(Dataset items)
■ ■ ■ ■

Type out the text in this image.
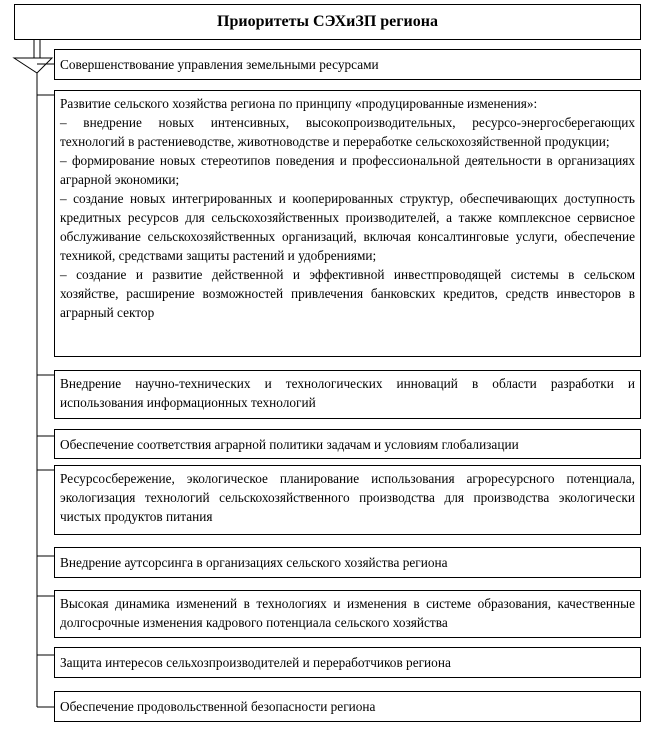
Приоритеты СЭХиЗП региона
Совершенствование управления земельными ресурсами

Развитие сельского хозяйства региона по принципу «продуцированные изменения»:

– внедрение новых интенсивных, высокопроизводительных, ресурсо-энергосберегающих технологий в растениеводстве, животноводстве и переработке сельскохозяйственной продукции;

– формирование новых стереотипов поведения и профессиональной деятельности в организациях аграрной экономики;

– создание новых интегрированных и кооперированных структур, обеспечивающих доступность кредитных ресурсов для сельскохозяйственных производителей, а также комплексное сервисное обслуживание сельскохозяйственных организаций, включая консалтинговые услуги, обеспечение техникой, средствами защиты растений и удобрениями;

– создание и развитие действенной и эффективной инвестпроводящей системы в сельском хозяйстве, расширение возможностей привлечения банковских кредитов, средств инвесторов в аграрный сектор

Внедрение научно-технических и технологических инноваций в области разработки и использования информационных технологий
Обеспечение соответствия аграрной политики задачам и условиям глобализации
Ресурсосбережение, экологическое планирование использования агроресурсного потенциала, экологизация технологий сельскохозяйственного производства для производства экологически чистых продуктов питания
Внедрение аутсорсинга в организациях сельского хозяйства региона
Высокая динамика изменений в технологиях и изменения в системе образования, качественные долгосрочные изменения кадрового потенциала сельского хозяйства
Защита интересов сельхозпроизводителей и переработчиков региона
Обеспечение продовольственной безопасности региона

■ ■ ■ ■

TO DO — Looking at the data above, how many lines hold the word "технологий"? Respond with the number alone.

SOLUTION FOR THIS PROBLEM — 3